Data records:
━━━━━━━━━━
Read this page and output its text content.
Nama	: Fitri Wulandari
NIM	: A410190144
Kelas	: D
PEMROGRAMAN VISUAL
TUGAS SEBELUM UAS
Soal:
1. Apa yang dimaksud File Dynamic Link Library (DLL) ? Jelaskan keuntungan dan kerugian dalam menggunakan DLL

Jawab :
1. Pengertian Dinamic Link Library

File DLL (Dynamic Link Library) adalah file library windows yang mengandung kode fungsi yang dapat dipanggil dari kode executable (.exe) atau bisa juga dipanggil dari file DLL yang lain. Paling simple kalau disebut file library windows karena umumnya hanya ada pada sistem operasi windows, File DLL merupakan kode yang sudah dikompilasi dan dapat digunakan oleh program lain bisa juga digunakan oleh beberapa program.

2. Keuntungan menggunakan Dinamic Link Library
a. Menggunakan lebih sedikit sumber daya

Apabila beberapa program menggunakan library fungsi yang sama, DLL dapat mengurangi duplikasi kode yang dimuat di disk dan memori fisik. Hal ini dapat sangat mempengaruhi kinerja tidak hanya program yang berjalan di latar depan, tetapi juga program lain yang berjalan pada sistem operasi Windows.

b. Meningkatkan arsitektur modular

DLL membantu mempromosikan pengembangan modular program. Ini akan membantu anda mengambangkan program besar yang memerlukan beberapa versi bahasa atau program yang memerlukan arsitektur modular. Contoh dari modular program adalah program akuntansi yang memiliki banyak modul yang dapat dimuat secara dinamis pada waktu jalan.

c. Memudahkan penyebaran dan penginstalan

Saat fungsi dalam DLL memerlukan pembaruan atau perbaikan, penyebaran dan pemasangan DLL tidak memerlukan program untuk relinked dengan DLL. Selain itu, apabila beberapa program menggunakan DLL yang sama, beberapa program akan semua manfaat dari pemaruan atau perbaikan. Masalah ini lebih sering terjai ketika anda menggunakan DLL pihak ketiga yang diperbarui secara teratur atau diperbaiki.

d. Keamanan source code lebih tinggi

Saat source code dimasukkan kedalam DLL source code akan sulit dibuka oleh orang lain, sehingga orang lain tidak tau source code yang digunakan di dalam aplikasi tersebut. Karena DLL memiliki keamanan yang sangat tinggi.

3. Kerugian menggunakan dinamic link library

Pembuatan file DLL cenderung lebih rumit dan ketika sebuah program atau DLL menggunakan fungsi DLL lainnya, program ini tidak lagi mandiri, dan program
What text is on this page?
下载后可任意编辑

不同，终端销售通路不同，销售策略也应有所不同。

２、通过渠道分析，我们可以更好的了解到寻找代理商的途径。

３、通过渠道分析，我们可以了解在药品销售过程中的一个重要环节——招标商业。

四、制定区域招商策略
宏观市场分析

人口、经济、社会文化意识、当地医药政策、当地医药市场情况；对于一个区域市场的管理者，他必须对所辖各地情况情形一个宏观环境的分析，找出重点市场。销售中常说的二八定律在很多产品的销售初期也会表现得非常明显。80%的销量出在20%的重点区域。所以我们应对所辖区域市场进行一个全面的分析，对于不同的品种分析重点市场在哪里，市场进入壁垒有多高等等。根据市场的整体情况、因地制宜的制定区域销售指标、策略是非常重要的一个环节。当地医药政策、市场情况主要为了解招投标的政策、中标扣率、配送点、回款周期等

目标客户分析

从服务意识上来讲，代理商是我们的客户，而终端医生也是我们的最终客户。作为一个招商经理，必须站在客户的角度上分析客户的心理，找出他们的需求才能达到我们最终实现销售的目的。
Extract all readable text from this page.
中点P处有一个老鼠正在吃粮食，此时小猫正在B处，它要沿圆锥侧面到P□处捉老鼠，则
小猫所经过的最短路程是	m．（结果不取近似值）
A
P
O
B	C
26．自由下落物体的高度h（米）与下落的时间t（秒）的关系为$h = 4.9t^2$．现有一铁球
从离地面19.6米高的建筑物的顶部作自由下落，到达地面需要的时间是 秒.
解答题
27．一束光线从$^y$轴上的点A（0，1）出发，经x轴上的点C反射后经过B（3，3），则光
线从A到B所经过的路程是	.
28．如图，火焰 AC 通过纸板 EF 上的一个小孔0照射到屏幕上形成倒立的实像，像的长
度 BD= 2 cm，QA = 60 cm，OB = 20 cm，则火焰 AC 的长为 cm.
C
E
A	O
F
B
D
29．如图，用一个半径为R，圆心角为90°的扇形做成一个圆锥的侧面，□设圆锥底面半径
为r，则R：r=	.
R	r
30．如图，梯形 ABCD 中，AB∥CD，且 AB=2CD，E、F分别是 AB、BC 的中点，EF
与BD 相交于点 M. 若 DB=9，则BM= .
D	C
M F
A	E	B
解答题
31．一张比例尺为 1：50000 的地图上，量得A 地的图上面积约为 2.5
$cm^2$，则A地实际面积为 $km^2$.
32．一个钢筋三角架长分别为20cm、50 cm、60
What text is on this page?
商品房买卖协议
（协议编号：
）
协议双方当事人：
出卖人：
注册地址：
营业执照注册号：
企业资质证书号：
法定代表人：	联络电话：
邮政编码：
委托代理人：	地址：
━━━━━━━━━━
**Brief:** Write the lines out verbatim, from the one with "Extract all readable text from this page." through the last line of the entries, and stop there.

**Exercise solution:**
Extract all readable text from this page.
中点P处有一个老鼠正在吃粮食，此时小猫正在B处，它要沿圆锥侧面到P□处捉老鼠，则
小猫所经过的最短路程是	m．（结果不取近似值）
A
P
O
B	C
26．自由下落物体的高度h（米）与下落的时间t（秒）的关系为$h = 4.9t^2$．现有一铁球
从离地面19.6米高的建筑物的顶部作自由下落，到达地面需要的时间是 秒.
解答题
27．一束光线从$^y$轴上的点A（0，1）出发，经x轴上的点C反射后经过B（3，3），则光
线从A到B所经过的路程是	.
28．如图，火焰 AC 通过纸板 EF 上的一个小孔0照射到屏幕上形成倒立的实像，像的长
度 BD= 2 cm，QA = 60 cm，OB = 20 cm，则火焰 AC 的长为 cm.
C
E
A	O
F
B
D
29．如图，用一个半径为R，圆心角为90°的扇形做成一个圆锥的侧面，□设圆锥底面半径
为r，则R：r=	.
R	r
30．如图，梯形 ABCD 中，AB∥CD，且 AB=2CD，E、F分别是 AB、BC 的中点，EF
与BD 相交于点 M. 若 DB=9，则BM= .
D	C
M F
A	E	B
解答题
31．一张比例尺为 1：50000 的地图上，量得A 地的图上面积约为 2.5
$cm^2$，则A地实际面积为 $km^2$.
32．一个钢筋三角架长分别为20cm、50 cm、60
What text is on this page?
商品房买卖协议
（协议编号：
）
协议双方当事人：
出卖人：
注册地址：
营业执照注册号：
企业资质证书号：
法定代表人：	联络电话：
邮政编码：
委托代理人：	地址：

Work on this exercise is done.